→ Exercise brief
Retype all of the data. Every line must match exactly.

→ Records for the task

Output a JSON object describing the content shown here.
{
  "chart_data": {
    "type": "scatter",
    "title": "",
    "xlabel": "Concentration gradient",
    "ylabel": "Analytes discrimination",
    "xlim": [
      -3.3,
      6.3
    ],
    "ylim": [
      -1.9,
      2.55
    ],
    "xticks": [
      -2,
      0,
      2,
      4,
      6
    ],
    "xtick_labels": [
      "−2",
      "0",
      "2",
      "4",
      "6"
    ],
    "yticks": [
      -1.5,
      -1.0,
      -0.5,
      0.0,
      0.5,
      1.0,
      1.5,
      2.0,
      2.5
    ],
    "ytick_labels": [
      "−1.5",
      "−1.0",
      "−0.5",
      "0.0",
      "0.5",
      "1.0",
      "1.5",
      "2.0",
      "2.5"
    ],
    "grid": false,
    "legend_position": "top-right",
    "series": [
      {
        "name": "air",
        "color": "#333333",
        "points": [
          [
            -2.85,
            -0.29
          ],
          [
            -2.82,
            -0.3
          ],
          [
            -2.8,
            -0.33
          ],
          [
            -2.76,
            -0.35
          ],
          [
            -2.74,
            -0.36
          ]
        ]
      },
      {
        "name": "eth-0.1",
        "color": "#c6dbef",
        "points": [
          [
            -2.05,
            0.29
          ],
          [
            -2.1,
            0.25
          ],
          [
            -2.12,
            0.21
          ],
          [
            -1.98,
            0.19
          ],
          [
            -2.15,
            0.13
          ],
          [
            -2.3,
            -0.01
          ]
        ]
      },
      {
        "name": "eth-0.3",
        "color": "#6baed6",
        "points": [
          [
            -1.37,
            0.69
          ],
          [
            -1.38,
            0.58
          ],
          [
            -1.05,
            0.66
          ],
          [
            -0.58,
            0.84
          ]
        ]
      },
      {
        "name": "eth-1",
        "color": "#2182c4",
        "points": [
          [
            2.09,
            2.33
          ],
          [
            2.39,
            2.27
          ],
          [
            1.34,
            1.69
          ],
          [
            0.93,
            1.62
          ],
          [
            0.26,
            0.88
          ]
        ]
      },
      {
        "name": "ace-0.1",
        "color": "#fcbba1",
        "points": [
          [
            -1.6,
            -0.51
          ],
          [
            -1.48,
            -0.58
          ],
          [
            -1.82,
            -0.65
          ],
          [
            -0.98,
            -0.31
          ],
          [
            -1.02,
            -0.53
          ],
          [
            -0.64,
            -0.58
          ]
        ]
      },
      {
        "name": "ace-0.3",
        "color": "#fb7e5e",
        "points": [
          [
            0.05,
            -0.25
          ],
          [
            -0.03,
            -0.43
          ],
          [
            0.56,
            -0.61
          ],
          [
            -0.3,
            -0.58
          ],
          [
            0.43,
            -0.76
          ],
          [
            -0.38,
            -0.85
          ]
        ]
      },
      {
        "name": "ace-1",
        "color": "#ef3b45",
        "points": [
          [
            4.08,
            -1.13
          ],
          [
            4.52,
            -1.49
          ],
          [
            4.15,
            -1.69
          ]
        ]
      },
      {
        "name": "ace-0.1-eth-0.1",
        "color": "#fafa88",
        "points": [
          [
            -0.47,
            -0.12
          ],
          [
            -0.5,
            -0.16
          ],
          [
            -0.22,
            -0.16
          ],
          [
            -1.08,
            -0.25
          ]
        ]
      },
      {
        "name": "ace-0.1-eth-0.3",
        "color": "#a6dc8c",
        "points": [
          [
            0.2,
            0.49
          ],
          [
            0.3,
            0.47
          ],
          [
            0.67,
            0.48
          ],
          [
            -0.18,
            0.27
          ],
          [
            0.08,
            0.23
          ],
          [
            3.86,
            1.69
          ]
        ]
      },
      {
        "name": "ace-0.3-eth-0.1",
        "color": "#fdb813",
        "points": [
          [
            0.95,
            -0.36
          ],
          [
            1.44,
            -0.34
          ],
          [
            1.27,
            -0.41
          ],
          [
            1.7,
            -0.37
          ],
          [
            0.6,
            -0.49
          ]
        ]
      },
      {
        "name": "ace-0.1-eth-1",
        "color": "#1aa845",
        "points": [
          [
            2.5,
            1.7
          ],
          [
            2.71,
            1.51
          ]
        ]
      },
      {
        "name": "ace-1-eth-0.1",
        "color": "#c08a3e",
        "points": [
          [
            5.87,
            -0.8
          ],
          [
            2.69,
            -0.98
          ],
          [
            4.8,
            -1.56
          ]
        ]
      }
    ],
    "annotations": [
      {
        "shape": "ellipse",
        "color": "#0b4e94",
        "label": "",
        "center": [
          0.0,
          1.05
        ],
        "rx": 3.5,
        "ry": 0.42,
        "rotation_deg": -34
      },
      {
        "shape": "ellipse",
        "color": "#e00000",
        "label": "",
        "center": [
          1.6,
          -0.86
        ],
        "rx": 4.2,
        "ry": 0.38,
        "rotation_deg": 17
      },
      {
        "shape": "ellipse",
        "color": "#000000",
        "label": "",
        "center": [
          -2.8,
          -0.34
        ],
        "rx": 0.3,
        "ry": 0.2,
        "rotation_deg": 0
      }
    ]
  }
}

→ Result of this task
Output a JSON object describing the content shown here.
{
  "chart_data": {
    "type": "scatter",
    "title": "",
    "xlabel": "Concentration gradient",
    "ylabel": "Analytes discrimination",
    "xlim": [
      -3.3,
      6.3
    ],
    "ylim": [
      -1.9,
      2.55
    ],
    "xticks": [
      -2,
      0,
      2,
      4,
      6
    ],
    "xtick_labels": [
      "−2",
      "0",
      "2",
      "4",
      "6"
    ],
    "yticks": [
      -1.5,
      -1.0,
      -0.5,
      0.0,
      0.5,
      1.0,
      1.5,
      2.0,
      2.5
    ],
    "ytick_labels": [
      "−1.5",
      "−1.0",
      "−0.5",
      "0.0",
      "0.5",
      "1.0",
      "1.5",
      "2.0",
      "2.5"
    ],
    "grid": false,
    "legend_position": "top-right",
    "series": [
      {
        "name": "air",
        "color": "#333333",
        "points": [
          [
            -2.85,
            -0.29
          ],
          [
            -2.82,
            -0.3
          ],
          [
            -2.8,
            -0.33
          ],
          [
            -2.76,
            -0.35
          ],
          [
            -2.74,
            -0.36
          ]
        ]
      },
      {
        "name": "eth-0.1",
        "color": "#c6dbef",
        "points": [
          [
            -2.05,
            0.29
          ],
          [
            -2.1,
            0.25
          ],
          [
            -2.12,
            0.21
          ],
          [
            -1.98,
            0.19
          ],
          [
            -2.15,
            0.13
          ],
          [
            -2.3,
            -0.01
          ]
        ]
      },
      {
        "name": "eth-0.3",
        "color": "#6baed6",
        "points": [
          [
            -1.37,
            0.69
          ],
          [
            -1.38,
            0.58
          ],
          [
            -1.05,
            0.66
          ],
          [
            -0.58,
            0.84
          ]
        ]
      },
      {
        "name": "eth-1",
        "color": "#2182c4",
        "points": [
          [
            2.09,
            2.33
          ],
          [
            2.39,
            2.27
          ],
          [
            1.34,
            1.69
          ],
          [
            0.93,
            1.62
          ],
          [
            0.26,
            0.88
          ]
        ]
      },
      {
        "name": "ace-0.1",
        "color": "#fcbba1",
        "points": [
          [
            -1.6,
            -0.51
          ],
          [
            -1.48,
            -0.58
          ],
          [
            -1.82,
            -0.65
          ],
          [
            -0.98,
            -0.31
          ],
          [
            -1.02,
            -0.53
          ],
          [
            -0.64,
            -0.58
          ]
        ]
      },
      {
        "name": "ace-0.3",
        "color": "#fb7e5e",
        "points": [
          [
            0.05,
            -0.25
          ],
          [
            -0.03,
            -0.43
          ],
          [
            0.56,
            -0.61
          ],
          [
            -0.3,
            -0.58
          ],
          [
            0.43,
            -0.76
          ],
          [
            -0.38,
            -0.85
          ]
        ]
      },
      {
        "name": "ace-1",
        "color": "#ef3b45",
        "points": [
          [
            4.08,
            -1.13
          ],
          [
            4.52,
            -1.49
          ],
          [
            4.15,
            -1.69
          ]
        ]
      },
      {
        "name": "ace-0.1-eth-0.1",
        "color": "#fafa88",
        "points": [
          [
            -0.47,
            -0.12
          ],
          [
            -0.5,
            -0.16
          ],
          [
            -0.22,
            -0.16
          ],
          [
            -1.08,
            -0.25
          ]
        ]
      },
      {
        "name": "ace-0.1-eth-0.3",
        "color": "#a6dc8c",
        "points": [
          [
            0.2,
            0.49
          ],
          [
            0.3,
            0.47
          ],
          [
            0.67,
            0.48
          ],
          [
            -0.18,
            0.27
          ],
          [
            0.08,
            0.23
          ],
          [
            3.86,
            1.69
          ]
        ]
      },
      {
        "name": "ace-0.3-eth-0.1",
        "color": "#fdb813",
        "points": [
          [
            0.95,
            -0.36
          ],
          [
            1.44,
            -0.34
          ],
          [
            1.27,
            -0.41
          ],
          [
            1.7,
            -0.37
          ],
          [
            0.6,
            -0.49
          ]
        ]
      },
      {
        "name": "ace-0.1-eth-1",
        "color": "#1aa845",
        "points": [
          [
            2.5,
            1.7
          ],
          [
            2.71,
            1.51
          ]
        ]
      },
      {
        "name": "ace-1-eth-0.1",
        "color": "#c08a3e",
        "points": [
          [
            5.87,
            -0.8
          ],
          [
            2.69,
            -0.98
          ],
          [
            4.8,
            -1.56
          ]
        ]
      }
    ],
    "annotations": [
      {
        "shape": "ellipse",
        "color": "#0b4e94",
        "label": "",
        "center": [
          0.0,
          1.05
        ],
        "rx": 3.5,
        "ry": 0.42,
        "rotation_deg": -34
      },
      {
        "shape": "ellipse",
        "color": "#e00000",
        "label": "",
        "center": [
          1.6,
          -0.86
        ],
        "rx": 4.2,
        "ry": 0.38,
        "rotation_deg": 17
      },
      {
        "shape": "ellipse",
        "color": "#000000",
        "label": "",
        "center": [
          -2.8,
          -0.34
        ],
        "rx": 0.3,
        "ry": 0.2,
        "rotation_deg": 0
      }
    ]
  }
}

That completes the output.